Each entry needs to be restated exactly as written.

┄┄┄┄┄┄┄┄┄┄┄┄┄┄┄┄┄┄┄┄

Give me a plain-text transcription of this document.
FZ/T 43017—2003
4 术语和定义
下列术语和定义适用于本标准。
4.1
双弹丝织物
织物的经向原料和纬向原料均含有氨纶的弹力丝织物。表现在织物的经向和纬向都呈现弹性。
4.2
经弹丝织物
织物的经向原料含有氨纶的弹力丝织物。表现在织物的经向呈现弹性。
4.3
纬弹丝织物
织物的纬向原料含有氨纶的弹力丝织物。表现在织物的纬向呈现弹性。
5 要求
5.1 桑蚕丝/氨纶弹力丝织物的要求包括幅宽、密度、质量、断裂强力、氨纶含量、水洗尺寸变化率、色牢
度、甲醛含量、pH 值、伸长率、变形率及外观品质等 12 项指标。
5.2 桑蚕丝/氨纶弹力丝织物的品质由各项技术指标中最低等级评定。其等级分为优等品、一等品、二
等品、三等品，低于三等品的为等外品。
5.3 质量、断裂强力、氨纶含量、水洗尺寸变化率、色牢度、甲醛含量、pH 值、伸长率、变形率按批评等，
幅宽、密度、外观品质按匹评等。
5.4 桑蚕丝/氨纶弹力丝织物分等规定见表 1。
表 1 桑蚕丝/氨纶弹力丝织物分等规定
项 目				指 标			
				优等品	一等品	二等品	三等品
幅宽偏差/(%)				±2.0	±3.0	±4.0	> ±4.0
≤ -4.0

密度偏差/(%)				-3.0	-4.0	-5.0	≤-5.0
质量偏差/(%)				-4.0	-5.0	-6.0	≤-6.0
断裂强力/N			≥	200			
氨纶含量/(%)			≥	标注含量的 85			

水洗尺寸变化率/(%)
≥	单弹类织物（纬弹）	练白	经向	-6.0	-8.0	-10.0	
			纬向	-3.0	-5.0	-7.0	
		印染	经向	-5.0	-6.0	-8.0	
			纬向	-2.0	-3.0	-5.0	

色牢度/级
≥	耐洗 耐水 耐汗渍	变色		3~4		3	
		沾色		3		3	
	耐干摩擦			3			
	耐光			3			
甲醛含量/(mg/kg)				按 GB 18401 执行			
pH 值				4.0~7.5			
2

┄┄┄┄┄┄┄┄┄┄┄┄┄┄┄┄┄┄┄┄

§ EXPECTED OUTPUT:
Give me a plain-text transcription of this document.
FZ/T 43017—2003
4 术语和定义
下列术语和定义适用于本标准。
4.1
双弹丝织物
织物的经向原料和纬向原料均含有氨纶的弹力丝织物。表现在织物的经向和纬向都呈现弹性。
4.2
经弹丝织物
织物的经向原料含有氨纶的弹力丝织物。表现在织物的经向呈现弹性。
4.3
纬弹丝织物
织物的纬向原料含有氨纶的弹力丝织物。表现在织物的纬向呈现弹性。
5 要求
5.1 桑蚕丝/氨纶弹力丝织物的要求包括幅宽、密度、质量、断裂强力、氨纶含量、水洗尺寸变化率、色牢
度、甲醛含量、pH 值、伸长率、变形率及外观品质等 12 项指标。
5.2 桑蚕丝/氨纶弹力丝织物的品质由各项技术指标中最低等级评定。其等级分为优等品、一等品、二
等品、三等品，低于三等品的为等外品。
5.3 质量、断裂强力、氨纶含量、水洗尺寸变化率、色牢度、甲醛含量、pH 值、伸长率、变形率按批评等，
幅宽、密度、外观品质按匹评等。
5.4 桑蚕丝/氨纶弹力丝织物分等规定见表 1。
表 1 桑蚕丝/氨纶弹力丝织物分等规定
项 目				指 标			
				优等品	一等品	二等品	三等品
幅宽偏差/(%)				±2.0	±3.0	±4.0	> ±4.0
≤ -4.0

密度偏差/(%)				-3.0	-4.0	-5.0	≤-5.0
质量偏差/(%)				-4.0	-5.0	-6.0	≤-6.0
断裂强力/N			≥	200			
氨纶含量/(%)			≥	标注含量的 85			

水洗尺寸变化率/(%)
≥	单弹类织物（纬弹）	练白	经向	-6.0	-8.0	-10.0	
			纬向	-3.0	-5.0	-7.0	
		印染	经向	-5.0	-6.0	-8.0	
			纬向	-2.0	-3.0	-5.0	

色牢度/级
≥	耐洗 耐水 耐汗渍	变色		3~4		3	
		沾色		3		3	
	耐干摩擦			3			
	耐光			3			
甲醛含量/(mg/kg)				按 GB 18401 执行			
pH 值				4.0~7.5			
2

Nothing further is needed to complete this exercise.